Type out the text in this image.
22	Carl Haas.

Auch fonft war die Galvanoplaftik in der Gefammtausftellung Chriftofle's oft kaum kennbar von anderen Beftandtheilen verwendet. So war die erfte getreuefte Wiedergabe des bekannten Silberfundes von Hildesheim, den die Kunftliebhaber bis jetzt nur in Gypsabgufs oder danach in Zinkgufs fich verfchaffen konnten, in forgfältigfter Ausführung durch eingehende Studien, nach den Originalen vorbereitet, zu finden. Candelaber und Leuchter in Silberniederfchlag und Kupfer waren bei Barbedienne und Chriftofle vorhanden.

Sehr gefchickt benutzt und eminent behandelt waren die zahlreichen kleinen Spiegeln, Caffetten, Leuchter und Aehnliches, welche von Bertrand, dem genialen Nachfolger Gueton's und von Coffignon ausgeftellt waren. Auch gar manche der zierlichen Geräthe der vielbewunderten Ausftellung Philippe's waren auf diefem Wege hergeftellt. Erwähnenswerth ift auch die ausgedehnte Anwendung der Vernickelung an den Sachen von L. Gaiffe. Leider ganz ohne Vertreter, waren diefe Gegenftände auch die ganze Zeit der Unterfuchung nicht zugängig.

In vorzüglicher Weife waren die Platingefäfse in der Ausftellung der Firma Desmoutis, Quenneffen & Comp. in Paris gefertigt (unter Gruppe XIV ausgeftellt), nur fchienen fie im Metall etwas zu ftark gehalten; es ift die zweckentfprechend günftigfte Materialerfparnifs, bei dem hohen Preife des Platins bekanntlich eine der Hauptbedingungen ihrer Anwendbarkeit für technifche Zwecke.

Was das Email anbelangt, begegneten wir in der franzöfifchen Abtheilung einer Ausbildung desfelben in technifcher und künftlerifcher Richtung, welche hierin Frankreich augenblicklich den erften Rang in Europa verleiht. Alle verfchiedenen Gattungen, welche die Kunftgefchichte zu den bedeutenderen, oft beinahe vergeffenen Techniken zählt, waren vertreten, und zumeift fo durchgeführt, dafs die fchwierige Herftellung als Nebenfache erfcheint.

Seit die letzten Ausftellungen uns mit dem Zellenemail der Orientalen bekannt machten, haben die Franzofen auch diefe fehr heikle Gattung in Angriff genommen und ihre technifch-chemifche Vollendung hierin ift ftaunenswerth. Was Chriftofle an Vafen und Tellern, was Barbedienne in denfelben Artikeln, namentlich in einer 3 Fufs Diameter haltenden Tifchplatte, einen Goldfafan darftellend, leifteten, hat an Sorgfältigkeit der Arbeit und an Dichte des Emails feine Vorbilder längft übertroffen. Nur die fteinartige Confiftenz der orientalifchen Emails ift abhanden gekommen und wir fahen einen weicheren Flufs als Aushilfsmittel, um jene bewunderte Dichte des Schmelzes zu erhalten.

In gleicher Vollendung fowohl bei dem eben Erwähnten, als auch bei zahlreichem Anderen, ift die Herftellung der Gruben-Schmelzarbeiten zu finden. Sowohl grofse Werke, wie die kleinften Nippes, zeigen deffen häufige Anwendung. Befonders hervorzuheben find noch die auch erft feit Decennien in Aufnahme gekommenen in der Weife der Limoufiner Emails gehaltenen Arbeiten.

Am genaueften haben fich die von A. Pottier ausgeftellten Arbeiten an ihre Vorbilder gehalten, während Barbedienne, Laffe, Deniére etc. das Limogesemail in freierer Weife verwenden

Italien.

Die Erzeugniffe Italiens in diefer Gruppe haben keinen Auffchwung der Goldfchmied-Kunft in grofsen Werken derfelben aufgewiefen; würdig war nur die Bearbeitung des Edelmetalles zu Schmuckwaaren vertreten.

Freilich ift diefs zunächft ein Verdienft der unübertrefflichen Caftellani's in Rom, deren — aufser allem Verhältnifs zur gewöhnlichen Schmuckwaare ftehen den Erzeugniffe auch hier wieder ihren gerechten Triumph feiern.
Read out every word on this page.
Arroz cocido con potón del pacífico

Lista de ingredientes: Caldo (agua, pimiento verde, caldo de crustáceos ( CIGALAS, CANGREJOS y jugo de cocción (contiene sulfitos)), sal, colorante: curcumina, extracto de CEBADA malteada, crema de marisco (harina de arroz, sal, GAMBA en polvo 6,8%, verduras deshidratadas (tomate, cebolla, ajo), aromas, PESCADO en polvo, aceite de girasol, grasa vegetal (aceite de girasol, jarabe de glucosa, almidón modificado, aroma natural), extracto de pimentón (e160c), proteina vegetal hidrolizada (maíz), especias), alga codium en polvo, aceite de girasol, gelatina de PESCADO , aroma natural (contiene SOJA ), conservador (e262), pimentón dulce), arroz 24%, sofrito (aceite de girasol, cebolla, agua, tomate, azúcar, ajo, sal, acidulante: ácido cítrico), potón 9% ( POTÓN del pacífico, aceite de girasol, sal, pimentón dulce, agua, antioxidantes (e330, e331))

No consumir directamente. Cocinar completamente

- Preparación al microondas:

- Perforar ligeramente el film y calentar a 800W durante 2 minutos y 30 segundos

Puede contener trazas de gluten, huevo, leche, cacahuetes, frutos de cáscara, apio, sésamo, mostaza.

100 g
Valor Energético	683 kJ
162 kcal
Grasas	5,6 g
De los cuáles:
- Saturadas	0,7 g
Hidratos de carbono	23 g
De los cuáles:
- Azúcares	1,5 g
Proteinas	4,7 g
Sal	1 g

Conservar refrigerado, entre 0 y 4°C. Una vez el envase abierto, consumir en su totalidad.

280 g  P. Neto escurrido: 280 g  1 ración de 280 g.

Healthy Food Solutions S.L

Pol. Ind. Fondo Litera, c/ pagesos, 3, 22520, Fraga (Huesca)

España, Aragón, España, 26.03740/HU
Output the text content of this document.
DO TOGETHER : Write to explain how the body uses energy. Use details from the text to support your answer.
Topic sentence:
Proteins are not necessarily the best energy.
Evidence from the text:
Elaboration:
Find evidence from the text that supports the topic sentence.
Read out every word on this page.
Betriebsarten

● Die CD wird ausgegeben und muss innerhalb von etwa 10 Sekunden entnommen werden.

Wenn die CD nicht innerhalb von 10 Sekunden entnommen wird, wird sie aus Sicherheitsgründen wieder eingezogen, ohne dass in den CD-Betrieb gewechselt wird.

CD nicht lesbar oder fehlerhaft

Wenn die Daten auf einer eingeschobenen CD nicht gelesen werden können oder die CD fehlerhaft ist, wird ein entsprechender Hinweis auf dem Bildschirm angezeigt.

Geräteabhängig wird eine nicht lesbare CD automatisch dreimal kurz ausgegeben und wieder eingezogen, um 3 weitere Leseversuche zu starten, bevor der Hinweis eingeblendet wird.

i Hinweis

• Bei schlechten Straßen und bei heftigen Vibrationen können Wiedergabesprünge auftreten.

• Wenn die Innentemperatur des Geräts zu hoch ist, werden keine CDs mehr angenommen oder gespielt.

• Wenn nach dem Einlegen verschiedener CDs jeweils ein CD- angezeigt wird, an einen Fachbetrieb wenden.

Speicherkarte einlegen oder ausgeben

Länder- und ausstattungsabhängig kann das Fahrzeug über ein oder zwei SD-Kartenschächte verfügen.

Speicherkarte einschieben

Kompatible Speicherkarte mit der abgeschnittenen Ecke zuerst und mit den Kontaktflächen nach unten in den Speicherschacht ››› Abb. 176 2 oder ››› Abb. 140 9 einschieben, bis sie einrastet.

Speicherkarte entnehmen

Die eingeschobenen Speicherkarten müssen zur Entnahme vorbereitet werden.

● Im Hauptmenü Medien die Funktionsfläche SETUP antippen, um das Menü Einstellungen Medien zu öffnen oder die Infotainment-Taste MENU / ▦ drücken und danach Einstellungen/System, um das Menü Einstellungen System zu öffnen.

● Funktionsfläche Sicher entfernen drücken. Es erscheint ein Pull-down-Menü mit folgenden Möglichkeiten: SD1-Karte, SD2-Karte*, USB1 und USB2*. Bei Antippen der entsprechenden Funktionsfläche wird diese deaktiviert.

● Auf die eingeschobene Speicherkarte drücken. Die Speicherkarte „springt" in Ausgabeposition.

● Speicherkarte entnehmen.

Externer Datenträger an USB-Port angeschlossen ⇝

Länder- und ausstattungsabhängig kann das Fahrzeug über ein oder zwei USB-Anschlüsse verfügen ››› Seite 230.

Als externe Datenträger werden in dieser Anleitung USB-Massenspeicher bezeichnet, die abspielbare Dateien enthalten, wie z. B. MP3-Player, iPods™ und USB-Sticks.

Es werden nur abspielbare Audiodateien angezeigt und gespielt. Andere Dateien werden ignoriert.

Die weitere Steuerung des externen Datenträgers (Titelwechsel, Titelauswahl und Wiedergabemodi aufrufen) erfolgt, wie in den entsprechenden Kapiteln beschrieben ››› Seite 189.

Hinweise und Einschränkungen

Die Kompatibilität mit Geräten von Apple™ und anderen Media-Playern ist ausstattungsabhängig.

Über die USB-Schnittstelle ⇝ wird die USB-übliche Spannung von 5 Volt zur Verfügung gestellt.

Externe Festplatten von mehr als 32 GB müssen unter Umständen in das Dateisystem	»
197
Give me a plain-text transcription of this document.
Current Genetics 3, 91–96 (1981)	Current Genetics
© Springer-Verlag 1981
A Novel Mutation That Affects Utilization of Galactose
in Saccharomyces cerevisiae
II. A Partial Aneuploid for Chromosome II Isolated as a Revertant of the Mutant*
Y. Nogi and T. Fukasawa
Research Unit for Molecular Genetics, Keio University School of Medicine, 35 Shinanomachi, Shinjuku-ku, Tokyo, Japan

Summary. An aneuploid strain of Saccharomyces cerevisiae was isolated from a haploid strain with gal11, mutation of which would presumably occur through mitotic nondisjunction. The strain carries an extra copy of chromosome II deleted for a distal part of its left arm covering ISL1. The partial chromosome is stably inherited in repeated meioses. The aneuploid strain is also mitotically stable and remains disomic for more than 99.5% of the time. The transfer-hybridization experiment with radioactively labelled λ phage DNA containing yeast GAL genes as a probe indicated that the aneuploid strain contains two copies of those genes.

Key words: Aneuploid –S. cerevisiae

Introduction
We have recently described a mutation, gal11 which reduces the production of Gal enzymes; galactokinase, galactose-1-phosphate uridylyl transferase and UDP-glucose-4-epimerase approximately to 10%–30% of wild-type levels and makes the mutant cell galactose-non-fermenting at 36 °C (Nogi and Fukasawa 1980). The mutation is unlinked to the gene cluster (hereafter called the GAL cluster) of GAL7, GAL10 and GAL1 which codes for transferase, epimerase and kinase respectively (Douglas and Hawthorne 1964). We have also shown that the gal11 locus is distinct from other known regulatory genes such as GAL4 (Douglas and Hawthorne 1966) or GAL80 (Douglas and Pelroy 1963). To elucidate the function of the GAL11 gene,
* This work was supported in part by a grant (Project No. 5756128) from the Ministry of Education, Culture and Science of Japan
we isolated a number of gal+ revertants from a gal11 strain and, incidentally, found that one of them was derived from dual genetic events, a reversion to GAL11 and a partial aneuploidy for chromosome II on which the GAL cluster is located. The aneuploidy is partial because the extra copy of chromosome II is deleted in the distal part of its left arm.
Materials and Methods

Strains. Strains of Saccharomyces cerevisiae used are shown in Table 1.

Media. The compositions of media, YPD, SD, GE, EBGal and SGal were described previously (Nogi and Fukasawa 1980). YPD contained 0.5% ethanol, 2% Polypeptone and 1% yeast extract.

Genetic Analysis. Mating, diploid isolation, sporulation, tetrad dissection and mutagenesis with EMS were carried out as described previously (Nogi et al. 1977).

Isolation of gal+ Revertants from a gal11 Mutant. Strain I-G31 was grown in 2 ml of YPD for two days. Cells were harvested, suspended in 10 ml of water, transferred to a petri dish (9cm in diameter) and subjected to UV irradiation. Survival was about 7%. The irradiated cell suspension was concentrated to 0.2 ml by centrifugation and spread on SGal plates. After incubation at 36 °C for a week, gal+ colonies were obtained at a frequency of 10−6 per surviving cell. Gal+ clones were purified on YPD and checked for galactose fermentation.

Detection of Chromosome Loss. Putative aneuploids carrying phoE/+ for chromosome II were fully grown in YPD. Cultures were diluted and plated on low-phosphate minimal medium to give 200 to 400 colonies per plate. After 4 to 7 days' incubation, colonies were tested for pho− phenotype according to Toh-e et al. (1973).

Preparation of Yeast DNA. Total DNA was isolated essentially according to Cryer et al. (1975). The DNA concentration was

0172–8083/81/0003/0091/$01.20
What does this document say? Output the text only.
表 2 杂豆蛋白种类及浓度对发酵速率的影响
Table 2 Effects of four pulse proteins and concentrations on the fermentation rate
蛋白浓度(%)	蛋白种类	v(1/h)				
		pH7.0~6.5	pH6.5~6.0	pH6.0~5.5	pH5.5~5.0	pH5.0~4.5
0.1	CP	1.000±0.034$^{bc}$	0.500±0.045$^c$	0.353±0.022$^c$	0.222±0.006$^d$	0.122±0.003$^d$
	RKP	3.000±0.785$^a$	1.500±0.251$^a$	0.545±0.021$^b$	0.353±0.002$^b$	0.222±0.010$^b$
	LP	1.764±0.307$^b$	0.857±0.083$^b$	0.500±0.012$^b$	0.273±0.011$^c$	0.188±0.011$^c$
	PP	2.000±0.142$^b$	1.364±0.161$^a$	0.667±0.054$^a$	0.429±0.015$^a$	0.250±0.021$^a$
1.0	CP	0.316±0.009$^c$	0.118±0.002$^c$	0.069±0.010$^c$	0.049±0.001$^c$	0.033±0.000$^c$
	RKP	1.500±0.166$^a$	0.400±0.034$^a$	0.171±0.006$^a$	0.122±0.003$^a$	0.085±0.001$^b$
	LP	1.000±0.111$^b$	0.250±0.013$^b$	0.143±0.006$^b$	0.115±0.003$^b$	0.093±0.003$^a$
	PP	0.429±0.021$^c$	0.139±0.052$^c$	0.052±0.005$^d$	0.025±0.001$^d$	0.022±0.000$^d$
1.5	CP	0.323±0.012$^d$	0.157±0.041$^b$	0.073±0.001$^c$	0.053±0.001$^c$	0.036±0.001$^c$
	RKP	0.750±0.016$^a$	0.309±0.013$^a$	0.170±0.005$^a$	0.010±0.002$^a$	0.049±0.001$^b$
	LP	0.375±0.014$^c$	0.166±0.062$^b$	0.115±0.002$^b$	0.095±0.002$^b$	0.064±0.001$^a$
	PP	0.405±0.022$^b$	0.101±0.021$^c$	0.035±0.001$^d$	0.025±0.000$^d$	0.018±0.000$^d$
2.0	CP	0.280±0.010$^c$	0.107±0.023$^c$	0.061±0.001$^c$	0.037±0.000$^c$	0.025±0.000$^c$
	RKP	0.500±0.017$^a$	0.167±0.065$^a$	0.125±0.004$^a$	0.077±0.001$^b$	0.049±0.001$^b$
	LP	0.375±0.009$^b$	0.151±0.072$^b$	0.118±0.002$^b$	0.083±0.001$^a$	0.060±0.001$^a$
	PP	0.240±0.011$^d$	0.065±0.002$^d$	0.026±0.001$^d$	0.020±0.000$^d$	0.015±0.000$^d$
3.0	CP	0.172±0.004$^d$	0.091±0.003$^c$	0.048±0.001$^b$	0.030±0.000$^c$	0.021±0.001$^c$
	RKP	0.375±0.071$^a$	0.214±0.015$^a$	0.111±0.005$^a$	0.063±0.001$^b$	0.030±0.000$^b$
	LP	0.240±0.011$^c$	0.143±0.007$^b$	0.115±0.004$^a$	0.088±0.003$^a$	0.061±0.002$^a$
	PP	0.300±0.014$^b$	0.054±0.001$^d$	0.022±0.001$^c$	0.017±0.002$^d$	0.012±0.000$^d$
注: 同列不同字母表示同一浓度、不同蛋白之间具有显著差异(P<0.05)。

________________________

→ What is being asked:
Collect the complete line wherever the string "zwei" appears in the records.

→ Reply to the task:
Länder- und ausstattungsabhängig kann das Fahrzeug über ein oder zwei SD-Kartenschächte verfügen.
Länder- und ausstattungsabhängig kann das Fahrzeug über ein oder zwei USB-Anschlüsse verfügen ››› Seite 230.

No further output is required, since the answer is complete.